## The exercise
Records follow. Copy every line with "且在A点转盘容易转动".

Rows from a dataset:
>> begin
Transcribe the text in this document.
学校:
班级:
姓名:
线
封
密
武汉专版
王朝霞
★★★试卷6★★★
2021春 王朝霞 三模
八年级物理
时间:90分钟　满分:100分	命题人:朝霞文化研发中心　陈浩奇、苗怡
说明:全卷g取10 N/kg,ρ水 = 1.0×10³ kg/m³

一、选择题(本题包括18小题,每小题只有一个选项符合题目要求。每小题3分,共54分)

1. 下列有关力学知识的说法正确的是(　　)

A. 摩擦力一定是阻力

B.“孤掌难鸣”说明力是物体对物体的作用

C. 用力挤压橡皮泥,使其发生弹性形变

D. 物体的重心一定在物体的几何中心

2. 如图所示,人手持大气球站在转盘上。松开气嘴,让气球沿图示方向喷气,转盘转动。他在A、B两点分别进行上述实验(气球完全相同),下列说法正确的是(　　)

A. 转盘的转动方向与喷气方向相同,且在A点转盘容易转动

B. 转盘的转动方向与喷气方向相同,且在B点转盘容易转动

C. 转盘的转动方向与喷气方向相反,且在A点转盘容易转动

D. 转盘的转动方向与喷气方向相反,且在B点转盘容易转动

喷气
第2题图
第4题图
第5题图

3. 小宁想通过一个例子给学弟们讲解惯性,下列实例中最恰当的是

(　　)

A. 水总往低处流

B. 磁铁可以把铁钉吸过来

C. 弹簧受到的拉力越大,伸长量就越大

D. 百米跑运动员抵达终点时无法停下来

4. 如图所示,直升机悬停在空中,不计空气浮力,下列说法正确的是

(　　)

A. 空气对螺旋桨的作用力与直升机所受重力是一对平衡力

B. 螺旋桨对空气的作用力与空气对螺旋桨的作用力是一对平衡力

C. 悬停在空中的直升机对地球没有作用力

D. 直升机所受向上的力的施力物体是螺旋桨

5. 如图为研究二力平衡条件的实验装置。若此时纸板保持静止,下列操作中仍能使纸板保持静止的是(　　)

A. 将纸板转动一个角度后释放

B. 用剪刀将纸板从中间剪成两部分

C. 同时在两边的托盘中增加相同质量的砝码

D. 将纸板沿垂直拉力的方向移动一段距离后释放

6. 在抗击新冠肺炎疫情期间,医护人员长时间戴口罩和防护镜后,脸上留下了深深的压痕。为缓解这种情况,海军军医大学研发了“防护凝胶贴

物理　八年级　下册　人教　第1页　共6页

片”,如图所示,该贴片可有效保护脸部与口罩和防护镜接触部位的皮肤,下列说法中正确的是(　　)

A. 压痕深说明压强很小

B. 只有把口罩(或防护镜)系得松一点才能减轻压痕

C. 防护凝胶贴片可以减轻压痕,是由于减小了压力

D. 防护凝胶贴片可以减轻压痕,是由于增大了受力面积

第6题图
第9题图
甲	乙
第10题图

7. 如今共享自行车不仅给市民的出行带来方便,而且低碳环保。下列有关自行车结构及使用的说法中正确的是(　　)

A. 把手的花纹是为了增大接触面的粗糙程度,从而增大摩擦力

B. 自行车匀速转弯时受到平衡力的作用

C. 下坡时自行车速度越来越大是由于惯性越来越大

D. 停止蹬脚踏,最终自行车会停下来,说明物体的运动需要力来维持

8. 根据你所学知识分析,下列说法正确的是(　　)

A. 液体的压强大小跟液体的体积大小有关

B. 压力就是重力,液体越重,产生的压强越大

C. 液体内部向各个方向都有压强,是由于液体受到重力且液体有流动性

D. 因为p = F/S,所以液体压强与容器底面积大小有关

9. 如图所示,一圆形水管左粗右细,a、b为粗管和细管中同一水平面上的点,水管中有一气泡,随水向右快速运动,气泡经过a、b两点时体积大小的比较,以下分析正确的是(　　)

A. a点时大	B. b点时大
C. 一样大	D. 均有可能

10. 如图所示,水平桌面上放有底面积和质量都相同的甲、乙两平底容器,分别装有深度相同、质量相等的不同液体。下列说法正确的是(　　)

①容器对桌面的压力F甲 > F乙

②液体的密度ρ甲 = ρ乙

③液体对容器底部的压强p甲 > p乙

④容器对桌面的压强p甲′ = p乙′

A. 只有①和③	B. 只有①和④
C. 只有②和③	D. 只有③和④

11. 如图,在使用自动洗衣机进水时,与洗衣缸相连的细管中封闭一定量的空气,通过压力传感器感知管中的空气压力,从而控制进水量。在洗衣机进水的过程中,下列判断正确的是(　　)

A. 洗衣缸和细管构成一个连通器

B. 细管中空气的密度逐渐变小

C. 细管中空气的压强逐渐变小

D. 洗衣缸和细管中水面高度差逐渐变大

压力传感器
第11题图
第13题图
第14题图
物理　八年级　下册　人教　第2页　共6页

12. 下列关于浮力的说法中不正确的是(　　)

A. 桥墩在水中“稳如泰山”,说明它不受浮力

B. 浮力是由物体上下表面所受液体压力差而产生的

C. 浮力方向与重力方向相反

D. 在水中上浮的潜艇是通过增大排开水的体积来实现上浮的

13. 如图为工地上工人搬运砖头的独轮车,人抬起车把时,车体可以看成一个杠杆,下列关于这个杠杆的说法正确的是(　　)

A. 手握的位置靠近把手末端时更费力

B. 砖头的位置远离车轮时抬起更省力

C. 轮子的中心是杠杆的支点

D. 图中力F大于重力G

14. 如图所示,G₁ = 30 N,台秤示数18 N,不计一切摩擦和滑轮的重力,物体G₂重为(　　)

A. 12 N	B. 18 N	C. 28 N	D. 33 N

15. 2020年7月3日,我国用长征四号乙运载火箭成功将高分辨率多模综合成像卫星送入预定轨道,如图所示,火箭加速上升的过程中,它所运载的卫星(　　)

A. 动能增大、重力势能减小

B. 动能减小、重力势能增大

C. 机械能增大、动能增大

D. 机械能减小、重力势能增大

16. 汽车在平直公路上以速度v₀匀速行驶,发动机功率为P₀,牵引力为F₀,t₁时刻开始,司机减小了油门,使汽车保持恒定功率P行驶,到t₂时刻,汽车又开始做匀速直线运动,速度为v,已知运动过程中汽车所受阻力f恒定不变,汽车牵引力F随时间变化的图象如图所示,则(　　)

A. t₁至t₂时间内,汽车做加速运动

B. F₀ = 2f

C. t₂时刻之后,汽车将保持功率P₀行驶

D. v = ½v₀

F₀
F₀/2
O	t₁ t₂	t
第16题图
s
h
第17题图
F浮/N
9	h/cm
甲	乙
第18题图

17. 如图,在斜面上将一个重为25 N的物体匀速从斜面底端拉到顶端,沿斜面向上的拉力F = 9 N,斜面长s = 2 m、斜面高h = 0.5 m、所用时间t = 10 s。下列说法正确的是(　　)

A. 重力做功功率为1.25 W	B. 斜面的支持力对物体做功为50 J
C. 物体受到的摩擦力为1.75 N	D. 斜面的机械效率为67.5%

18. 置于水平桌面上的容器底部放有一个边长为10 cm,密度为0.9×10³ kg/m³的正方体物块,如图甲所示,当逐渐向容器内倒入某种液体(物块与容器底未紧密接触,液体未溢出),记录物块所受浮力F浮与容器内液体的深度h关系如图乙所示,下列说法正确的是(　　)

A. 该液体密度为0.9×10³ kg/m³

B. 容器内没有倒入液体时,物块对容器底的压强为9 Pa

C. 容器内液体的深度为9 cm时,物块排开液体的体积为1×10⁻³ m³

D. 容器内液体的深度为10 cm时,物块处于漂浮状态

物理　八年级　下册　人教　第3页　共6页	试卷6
>> end
>> begin
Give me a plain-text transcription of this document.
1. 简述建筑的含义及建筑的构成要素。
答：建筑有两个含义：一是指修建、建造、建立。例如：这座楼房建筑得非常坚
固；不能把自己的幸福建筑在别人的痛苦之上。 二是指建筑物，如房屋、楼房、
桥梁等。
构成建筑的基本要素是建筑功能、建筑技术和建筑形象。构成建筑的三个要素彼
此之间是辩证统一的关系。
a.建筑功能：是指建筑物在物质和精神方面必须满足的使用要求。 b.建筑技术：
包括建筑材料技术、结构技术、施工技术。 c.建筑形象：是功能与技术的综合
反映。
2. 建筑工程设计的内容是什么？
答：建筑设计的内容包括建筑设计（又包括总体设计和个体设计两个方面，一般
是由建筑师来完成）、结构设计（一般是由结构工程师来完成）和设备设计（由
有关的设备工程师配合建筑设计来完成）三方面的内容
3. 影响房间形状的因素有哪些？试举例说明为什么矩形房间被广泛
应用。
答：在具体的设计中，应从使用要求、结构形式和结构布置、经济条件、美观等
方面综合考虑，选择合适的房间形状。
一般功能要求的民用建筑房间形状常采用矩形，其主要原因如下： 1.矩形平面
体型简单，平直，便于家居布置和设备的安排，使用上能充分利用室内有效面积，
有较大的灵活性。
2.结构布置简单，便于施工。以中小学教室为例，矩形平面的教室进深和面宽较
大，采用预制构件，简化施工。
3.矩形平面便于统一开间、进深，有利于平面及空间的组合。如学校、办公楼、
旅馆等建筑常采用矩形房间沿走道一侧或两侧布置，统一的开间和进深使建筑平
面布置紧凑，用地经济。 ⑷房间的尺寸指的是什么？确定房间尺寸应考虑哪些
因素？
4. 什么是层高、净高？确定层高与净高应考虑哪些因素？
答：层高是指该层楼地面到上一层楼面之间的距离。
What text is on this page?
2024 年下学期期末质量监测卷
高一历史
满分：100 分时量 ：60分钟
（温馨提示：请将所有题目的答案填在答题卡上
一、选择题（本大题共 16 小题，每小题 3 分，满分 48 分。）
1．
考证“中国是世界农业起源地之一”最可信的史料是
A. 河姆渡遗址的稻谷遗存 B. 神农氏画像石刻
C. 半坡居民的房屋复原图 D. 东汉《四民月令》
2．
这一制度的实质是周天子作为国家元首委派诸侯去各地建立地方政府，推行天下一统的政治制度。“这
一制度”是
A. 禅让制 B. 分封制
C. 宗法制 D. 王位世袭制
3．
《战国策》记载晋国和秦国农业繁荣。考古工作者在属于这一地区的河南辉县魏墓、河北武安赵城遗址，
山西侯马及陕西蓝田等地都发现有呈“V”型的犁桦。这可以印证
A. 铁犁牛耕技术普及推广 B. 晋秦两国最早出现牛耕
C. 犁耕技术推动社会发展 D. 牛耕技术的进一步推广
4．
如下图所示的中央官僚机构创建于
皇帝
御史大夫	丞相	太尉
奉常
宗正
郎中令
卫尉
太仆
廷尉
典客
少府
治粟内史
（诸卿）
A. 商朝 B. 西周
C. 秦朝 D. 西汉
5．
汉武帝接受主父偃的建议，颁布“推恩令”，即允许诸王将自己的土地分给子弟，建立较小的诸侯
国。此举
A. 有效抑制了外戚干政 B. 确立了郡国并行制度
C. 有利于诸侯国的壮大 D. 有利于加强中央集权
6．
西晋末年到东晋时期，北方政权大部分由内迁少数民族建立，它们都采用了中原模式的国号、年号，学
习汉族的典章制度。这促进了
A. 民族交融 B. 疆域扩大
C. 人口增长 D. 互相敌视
>> end
>> begin
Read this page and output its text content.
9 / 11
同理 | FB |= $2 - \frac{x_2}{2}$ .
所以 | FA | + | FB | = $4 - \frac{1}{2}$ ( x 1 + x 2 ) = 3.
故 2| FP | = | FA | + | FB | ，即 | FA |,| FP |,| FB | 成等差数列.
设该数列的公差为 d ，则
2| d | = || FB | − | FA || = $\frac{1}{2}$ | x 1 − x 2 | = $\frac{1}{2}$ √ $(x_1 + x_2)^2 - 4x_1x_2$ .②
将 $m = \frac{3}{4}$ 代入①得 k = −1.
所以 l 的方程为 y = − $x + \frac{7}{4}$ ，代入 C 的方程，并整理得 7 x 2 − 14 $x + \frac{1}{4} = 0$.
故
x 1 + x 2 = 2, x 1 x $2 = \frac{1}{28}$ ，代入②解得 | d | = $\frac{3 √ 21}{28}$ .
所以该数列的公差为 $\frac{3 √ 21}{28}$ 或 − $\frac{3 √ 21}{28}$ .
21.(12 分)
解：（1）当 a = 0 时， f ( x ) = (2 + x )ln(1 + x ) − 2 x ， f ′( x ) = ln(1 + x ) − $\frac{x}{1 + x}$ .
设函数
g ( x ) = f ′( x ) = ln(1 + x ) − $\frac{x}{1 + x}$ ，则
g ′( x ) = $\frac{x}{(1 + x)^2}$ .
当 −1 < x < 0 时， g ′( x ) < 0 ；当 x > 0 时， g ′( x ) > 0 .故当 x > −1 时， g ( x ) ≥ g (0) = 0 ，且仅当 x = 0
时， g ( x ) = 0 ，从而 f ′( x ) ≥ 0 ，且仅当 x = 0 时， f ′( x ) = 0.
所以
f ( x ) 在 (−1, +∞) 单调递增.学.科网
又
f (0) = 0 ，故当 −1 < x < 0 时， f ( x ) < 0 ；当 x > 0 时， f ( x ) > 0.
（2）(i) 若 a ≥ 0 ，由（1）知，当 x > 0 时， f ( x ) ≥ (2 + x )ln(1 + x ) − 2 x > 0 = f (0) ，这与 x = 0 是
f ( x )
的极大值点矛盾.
>> end
## Written response
A. 转盘的转动方向与喷气方向相同,且在A点转盘容易转动
C. 转盘的转动方向与喷气方向相反,且在A点转盘容易转动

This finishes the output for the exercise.